**Stored records**
— START —

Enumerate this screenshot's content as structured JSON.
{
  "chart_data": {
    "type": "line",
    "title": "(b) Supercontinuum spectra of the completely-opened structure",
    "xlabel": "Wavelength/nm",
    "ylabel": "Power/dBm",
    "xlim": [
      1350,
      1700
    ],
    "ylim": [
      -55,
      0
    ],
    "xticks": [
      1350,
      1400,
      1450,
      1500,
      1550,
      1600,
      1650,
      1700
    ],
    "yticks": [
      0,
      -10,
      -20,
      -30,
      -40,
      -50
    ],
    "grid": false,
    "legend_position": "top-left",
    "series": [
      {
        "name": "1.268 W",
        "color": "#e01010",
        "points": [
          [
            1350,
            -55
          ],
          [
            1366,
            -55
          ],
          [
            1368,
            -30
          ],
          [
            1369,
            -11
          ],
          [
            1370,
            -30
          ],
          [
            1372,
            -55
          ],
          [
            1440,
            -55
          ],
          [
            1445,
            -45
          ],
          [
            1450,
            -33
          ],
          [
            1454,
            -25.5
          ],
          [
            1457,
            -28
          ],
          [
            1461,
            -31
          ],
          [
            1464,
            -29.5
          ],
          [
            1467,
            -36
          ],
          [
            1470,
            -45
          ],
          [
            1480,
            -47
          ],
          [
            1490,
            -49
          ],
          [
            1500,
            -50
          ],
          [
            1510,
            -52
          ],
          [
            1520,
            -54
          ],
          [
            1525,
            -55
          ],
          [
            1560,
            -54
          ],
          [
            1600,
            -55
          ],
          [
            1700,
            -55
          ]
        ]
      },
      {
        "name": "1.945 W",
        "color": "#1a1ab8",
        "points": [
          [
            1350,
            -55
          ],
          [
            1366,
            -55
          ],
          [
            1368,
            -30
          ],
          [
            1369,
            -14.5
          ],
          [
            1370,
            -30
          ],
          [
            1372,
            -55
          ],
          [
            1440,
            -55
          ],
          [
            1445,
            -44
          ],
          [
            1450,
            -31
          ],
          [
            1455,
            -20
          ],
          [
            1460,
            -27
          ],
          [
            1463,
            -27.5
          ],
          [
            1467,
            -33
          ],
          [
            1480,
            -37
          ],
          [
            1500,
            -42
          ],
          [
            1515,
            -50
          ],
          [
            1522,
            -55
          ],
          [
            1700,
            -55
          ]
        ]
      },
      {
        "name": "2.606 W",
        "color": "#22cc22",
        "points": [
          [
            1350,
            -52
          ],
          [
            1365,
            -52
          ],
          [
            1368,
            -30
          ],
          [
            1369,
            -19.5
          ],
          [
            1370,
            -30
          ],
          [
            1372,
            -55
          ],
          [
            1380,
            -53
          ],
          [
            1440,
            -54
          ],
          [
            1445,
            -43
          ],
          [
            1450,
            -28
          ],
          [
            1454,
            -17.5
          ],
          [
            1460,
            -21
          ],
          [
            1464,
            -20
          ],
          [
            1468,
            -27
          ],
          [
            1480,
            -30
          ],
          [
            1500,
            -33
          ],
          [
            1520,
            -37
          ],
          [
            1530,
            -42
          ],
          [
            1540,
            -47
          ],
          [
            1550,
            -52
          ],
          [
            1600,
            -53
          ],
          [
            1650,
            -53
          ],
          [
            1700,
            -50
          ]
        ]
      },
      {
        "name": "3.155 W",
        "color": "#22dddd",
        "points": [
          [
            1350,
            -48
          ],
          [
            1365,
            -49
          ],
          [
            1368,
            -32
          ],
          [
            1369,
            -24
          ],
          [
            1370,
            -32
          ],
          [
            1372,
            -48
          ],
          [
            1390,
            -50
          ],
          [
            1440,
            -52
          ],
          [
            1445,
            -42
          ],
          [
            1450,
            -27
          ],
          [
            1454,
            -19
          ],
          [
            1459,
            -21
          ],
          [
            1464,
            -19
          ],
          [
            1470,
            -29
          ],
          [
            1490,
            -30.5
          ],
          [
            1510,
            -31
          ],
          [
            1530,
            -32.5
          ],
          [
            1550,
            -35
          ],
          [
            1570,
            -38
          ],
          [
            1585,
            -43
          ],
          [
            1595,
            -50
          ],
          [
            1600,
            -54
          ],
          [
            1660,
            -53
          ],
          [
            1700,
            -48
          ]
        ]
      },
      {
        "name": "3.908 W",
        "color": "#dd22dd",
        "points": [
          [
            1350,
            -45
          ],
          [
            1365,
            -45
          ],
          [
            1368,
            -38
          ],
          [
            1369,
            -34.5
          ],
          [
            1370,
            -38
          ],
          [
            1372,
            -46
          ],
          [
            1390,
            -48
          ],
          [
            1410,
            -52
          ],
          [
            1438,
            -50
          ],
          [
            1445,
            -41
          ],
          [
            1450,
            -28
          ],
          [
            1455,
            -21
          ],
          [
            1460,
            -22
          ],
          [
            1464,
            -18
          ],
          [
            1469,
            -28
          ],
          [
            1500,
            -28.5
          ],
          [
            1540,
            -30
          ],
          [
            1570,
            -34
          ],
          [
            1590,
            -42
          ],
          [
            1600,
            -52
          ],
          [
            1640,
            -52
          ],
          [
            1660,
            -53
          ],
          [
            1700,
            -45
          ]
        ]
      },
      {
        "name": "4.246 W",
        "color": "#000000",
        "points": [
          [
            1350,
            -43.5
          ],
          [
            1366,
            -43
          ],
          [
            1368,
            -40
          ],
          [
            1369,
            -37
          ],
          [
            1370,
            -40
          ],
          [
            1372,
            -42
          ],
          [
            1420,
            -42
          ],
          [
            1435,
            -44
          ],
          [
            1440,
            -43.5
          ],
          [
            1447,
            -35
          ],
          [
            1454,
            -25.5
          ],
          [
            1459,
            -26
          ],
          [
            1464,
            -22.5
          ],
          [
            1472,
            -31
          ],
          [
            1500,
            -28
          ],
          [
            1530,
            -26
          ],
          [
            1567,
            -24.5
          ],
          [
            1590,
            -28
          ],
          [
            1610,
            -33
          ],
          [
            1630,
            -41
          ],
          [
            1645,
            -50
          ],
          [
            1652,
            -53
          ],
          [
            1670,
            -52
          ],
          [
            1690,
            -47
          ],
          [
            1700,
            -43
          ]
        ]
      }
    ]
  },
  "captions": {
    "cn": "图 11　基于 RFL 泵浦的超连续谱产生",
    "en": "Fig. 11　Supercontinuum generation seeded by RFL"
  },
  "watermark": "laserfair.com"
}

— END —

**DESCRIPTION OF THE TASK**
Take every line above carrying "name" and return it.

**OUTPUT OF THE TASK**
        "name": "1.268 W",
        "name": "1.945 W",
        "name": "2.606 W",
        "name": "3.155 W",
        "name": "3.908 W",
        "name": "4.246 W",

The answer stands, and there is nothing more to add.